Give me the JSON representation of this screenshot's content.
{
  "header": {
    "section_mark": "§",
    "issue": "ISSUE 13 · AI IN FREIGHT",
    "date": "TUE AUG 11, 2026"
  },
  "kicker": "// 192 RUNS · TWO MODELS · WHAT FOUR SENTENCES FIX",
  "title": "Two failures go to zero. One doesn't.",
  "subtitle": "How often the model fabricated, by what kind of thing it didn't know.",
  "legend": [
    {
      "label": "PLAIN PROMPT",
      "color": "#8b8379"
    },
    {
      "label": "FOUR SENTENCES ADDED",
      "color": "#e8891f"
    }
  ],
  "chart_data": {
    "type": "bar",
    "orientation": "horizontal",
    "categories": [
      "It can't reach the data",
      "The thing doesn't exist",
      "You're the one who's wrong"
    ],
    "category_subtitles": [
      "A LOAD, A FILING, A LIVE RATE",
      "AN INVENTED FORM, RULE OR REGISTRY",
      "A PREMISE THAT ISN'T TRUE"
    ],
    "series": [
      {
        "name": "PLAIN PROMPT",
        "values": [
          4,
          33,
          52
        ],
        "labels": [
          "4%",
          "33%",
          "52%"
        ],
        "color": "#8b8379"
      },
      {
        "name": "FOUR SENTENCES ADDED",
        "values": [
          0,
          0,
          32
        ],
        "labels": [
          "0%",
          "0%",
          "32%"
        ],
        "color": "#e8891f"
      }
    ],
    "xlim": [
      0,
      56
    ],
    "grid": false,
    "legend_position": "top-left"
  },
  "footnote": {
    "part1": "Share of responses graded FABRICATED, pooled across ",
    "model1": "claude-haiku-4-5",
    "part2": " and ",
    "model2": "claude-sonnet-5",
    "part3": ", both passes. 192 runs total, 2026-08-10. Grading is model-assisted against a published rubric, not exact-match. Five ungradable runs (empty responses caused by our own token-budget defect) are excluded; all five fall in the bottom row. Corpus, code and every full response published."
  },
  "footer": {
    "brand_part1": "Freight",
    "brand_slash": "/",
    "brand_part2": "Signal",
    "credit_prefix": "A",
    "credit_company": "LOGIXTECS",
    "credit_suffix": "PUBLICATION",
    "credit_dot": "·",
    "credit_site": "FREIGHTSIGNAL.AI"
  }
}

DIRECTIONS = Output the whole listing above again, word for word.

WRITTEN ANSWER =
Give me the JSON representation of this screenshot's content.
{
  "header": {
    "section_mark": "§",
    "issue": "ISSUE 13 · AI IN FREIGHT",
    "date": "TUE AUG 11, 2026"
  },
  "kicker": "// 192 RUNS · TWO MODELS · WHAT FOUR SENTENCES FIX",
  "title": "Two failures go to zero. One doesn't.",
  "subtitle": "How often the model fabricated, by what kind of thing it didn't know.",
  "legend": [
    {
      "label": "PLAIN PROMPT",
      "color": "#8b8379"
    },
    {
      "label": "FOUR SENTENCES ADDED",
      "color": "#e8891f"
    }
  ],
  "chart_data": {
    "type": "bar",
    "orientation": "horizontal",
    "categories": [
      "It can't reach the data",
      "The thing doesn't exist",
      "You're the one who's wrong"
    ],
    "category_subtitles": [
      "A LOAD, A FILING, A LIVE RATE",
      "AN INVENTED FORM, RULE OR REGISTRY",
      "A PREMISE THAT ISN'T TRUE"
    ],
    "series": [
      {
        "name": "PLAIN PROMPT",
        "values": [
          4,
          33,
          52
        ],
        "labels": [
          "4%",
          "33%",
          "52%"
        ],
        "color": "#8b8379"
      },
      {
        "name": "FOUR SENTENCES ADDED",
        "values": [
          0,
          0,
          32
        ],
        "labels": [
          "0%",
          "0%",
          "32%"
        ],
        "color": "#e8891f"
      }
    ],
    "xlim": [
      0,
      56
    ],
    "grid": false,
    "legend_position": "top-left"
  },
  "footnote": {
    "part1": "Share of responses graded FABRICATED, pooled across ",
    "model1": "claude-haiku-4-5",
    "part2": " and ",
    "model2": "claude-sonnet-5",
    "part3": ", both passes. 192 runs total, 2026-08-10. Grading is model-assisted against a published rubric, not exact-match. Five ungradable runs (empty responses caused by our own token-budget defect) are excluded; all five fall in the bottom row. Corpus, code and every full response published."
  },
  "footer": {
    "brand_part1": "Freight",
    "brand_slash": "/",
    "brand_part2": "Signal",
    "credit_prefix": "A",
    "credit_company": "LOGIXTECS",
    "credit_suffix": "PUBLICATION",
    "credit_dot": "·",
    "credit_site": "FREIGHTSIGNAL.AI"
  }
}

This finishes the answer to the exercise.